# Material provided:
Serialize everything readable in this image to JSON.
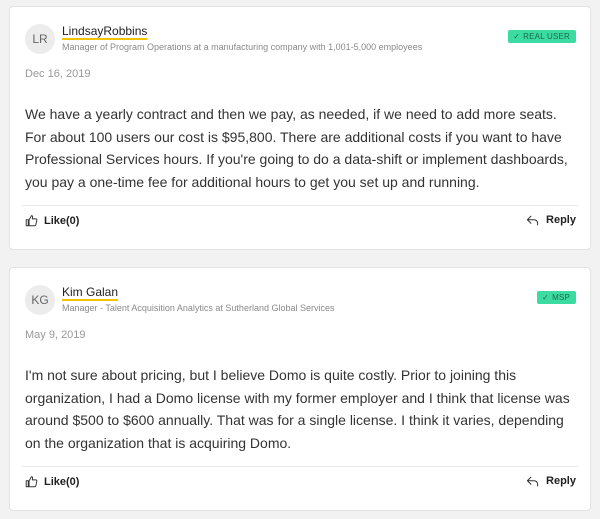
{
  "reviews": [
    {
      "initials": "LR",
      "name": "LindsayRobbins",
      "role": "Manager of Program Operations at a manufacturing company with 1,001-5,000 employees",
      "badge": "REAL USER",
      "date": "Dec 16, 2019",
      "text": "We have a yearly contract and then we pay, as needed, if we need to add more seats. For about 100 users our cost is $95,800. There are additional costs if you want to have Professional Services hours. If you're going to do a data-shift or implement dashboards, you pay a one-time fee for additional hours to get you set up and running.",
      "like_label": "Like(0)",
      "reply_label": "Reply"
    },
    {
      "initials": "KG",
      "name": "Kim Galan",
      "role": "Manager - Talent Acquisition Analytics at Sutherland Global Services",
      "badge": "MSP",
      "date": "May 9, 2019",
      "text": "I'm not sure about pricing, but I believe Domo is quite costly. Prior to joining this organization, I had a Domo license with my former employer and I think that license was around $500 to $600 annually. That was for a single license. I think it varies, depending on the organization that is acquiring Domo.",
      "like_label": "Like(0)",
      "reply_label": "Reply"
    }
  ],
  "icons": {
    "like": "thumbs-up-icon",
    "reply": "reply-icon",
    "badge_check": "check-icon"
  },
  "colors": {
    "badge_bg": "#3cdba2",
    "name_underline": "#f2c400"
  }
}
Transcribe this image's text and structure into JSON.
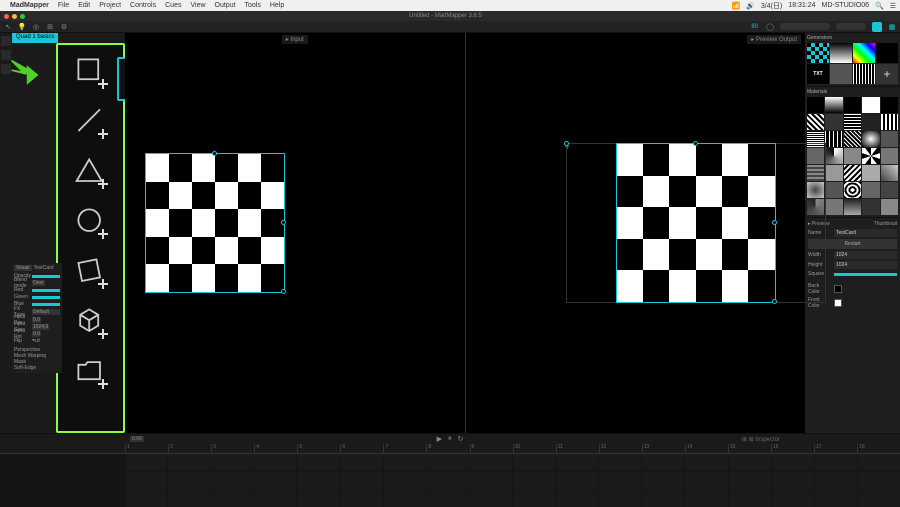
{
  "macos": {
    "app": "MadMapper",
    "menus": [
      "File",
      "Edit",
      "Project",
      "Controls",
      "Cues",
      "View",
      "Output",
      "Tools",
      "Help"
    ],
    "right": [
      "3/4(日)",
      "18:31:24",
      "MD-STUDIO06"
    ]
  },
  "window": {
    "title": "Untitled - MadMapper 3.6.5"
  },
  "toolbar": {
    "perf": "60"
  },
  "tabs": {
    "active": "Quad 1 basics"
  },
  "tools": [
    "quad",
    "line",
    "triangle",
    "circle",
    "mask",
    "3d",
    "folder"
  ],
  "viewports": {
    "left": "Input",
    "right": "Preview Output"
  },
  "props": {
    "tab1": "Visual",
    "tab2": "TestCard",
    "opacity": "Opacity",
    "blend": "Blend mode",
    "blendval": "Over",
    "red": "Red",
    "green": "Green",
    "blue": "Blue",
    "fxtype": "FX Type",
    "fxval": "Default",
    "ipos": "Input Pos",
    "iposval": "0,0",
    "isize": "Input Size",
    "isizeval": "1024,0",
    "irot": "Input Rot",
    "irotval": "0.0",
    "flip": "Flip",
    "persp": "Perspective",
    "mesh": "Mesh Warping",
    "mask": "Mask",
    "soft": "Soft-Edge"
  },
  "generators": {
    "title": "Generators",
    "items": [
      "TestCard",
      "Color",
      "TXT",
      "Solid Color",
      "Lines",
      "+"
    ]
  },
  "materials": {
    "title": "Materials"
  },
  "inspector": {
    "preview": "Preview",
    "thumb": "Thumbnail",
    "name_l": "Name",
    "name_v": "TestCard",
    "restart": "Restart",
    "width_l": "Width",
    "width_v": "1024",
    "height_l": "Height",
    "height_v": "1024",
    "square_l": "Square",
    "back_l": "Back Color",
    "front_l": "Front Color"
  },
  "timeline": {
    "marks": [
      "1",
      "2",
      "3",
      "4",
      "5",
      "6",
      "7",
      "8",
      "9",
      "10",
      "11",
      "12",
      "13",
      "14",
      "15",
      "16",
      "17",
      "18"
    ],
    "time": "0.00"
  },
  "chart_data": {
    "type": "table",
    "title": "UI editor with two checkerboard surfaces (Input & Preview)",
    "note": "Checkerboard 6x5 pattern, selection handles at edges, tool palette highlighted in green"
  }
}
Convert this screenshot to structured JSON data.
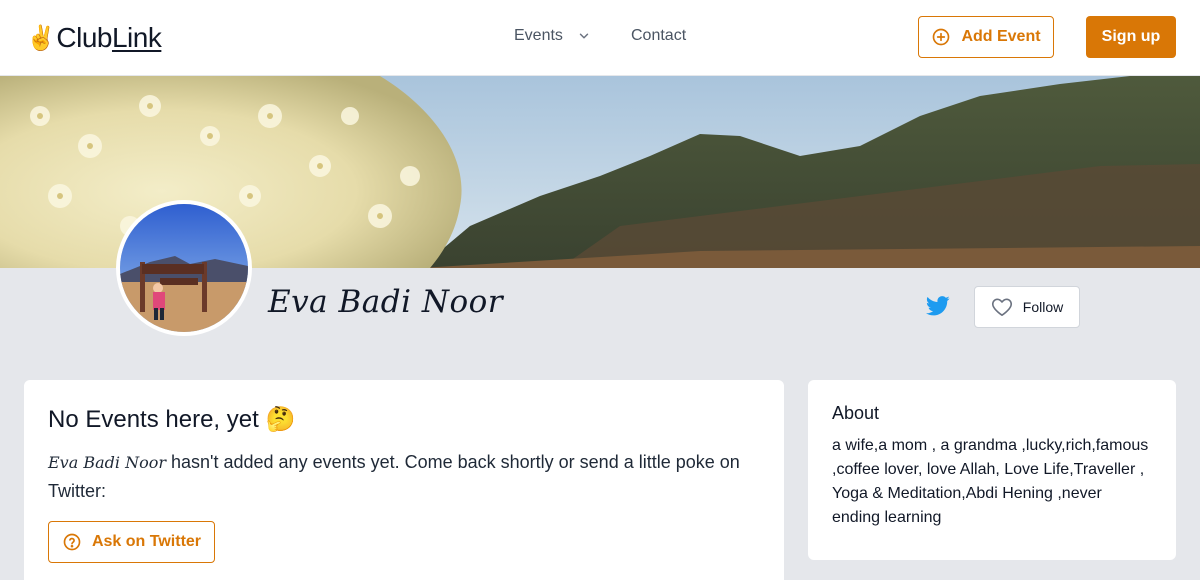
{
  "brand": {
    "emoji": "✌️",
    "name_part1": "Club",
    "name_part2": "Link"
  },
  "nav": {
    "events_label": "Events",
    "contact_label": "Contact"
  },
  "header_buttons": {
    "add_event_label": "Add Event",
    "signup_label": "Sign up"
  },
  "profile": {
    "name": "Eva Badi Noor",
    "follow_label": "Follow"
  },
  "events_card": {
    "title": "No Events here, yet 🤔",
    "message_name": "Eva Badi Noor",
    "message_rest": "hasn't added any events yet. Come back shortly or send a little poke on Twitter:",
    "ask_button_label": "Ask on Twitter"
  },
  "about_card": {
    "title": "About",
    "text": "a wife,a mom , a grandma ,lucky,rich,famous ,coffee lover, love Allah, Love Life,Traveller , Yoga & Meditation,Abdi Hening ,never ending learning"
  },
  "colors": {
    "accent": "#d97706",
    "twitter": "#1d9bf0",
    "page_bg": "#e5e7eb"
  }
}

# Goal:
Reproduce the material in full, word for word, and omit the pictures.

# Problem solution:
Serialize everything readable in this image to JSON.
{
  "reviews": [
    {
      "initials": "LR",
      "name": "LindsayRobbins",
      "role": "Manager of Program Operations at a manufacturing company with 1,001-5,000 employees",
      "badge": "REAL USER",
      "date": "Dec 16, 2019",
      "text": "We have a yearly contract and then we pay, as needed, if we need to add more seats. For about 100 users our cost is $95,800. There are additional costs if you want to have Professional Services hours. If you're going to do a data-shift or implement dashboards, you pay a one-time fee for additional hours to get you set up and running.",
      "like_label": "Like(0)",
      "reply_label": "Reply"
    },
    {
      "initials": "KG",
      "name": "Kim Galan",
      "role": "Manager - Talent Acquisition Analytics at Sutherland Global Services",
      "badge": "MSP",
      "date": "May 9, 2019",
      "text": "I'm not sure about pricing, but I believe Domo is quite costly. Prior to joining this organization, I had a Domo license with my former employer and I think that license was around $500 to $600 annually. That was for a single license. I think it varies, depending on the organization that is acquiring Domo.",
      "like_label": "Like(0)",
      "reply_label": "Reply"
    }
  ],
  "icons": {
    "like": "thumbs-up-icon",
    "reply": "reply-icon",
    "badge_check": "check-icon"
  },
  "colors": {
    "badge_bg": "#3cdba2",
    "name_underline": "#f2c400"
  }
}
Transcribe this image's text and structure into JSON.
{
  "macos": {
    "app": "MadMapper",
    "menus": [
      "File",
      "Edit",
      "Project",
      "Controls",
      "Cues",
      "View",
      "Output",
      "Tools",
      "Help"
    ],
    "right": [
      "3/4(日)",
      "18:31:24",
      "MD-STUDIO06"
    ]
  },
  "window": {
    "title": "Untitled - MadMapper 3.6.5"
  },
  "toolbar": {
    "perf": "60"
  },
  "tabs": {
    "active": "Quad 1 basics"
  },
  "tools": [
    "quad",
    "line",
    "triangle",
    "circle",
    "mask",
    "3d",
    "folder"
  ],
  "viewports": {
    "left": "Input",
    "right": "Preview Output"
  },
  "props": {
    "tab1": "Visual",
    "tab2": "TestCard",
    "opacity": "Opacity",
    "blend": "Blend mode",
    "blendval": "Over",
    "red": "Red",
    "green": "Green",
    "blue": "Blue",
    "fxtype": "FX Type",
    "fxval": "Default",
    "ipos": "Input Pos",
    "iposval": "0,0",
    "isize": "Input Size",
    "isizeval": "1024,0",
    "irot": "Input Rot",
    "irotval": "0.0",
    "flip": "Flip",
    "persp": "Perspective",
    "mesh": "Mesh Warping",
    "mask": "Mask",
    "soft": "Soft-Edge"
  },
  "generators": {
    "title": "Generators",
    "items": [
      "TestCard",
      "Color",
      "TXT",
      "Solid Color",
      "Lines",
      "+"
    ]
  },
  "materials": {
    "title": "Materials"
  },
  "inspector": {
    "preview": "Preview",
    "thumb": "Thumbnail",
    "name_l": "Name",
    "name_v": "TestCard",
    "restart": "Restart",
    "width_l": "Width",
    "width_v": "1024",
    "height_l": "Height",
    "height_v": "1024",
    "square_l": "Square",
    "back_l": "Back Color",
    "front_l": "Front Color"
  },
  "timeline": {
    "marks": [
      "1",
      "2",
      "3",
      "4",
      "5",
      "6",
      "7",
      "8",
      "9",
      "10",
      "11",
      "12",
      "13",
      "14",
      "15",
      "16",
      "17",
      "18"
    ],
    "time": "0.00"
  },
  "chart_data": {
    "type": "table",
    "title": "UI editor with two checkerboard surfaces (Input & Preview)",
    "note": "Checkerboard 6x5 pattern, selection handles at edges, tool palette highlighted in green"
  }
}
Convert this screenshot to structured JSON data.
{
  "brand": {
    "emoji": "✌️",
    "name_part1": "Club",
    "name_part2": "Link"
  },
  "nav": {
    "events_label": "Events",
    "contact_label": "Contact"
  },
  "header_buttons": {
    "add_event_label": "Add Event",
    "signup_label": "Sign up"
  },
  "profile": {
    "name": "Eva Badi Noor",
    "follow_label": "Follow"
  },
  "events_card": {
    "title": "No Events here, yet 🤔",
    "message_name": "Eva Badi Noor",
    "message_rest": "hasn't added any events yet. Come back shortly or send a little poke on Twitter:",
    "ask_button_label": "Ask on Twitter"
  },
  "about_card": {
    "title": "About",
    "text": "a wife,a mom , a grandma ,lucky,rich,famous ,coffee lover, love Allah, Love Life,Traveller , Yoga & Meditation,Abdi Hening ,never ending learning"
  },
  "colors": {
    "accent": "#d97706",
    "twitter": "#1d9bf0",
    "page_bg": "#e5e7eb"
  }
}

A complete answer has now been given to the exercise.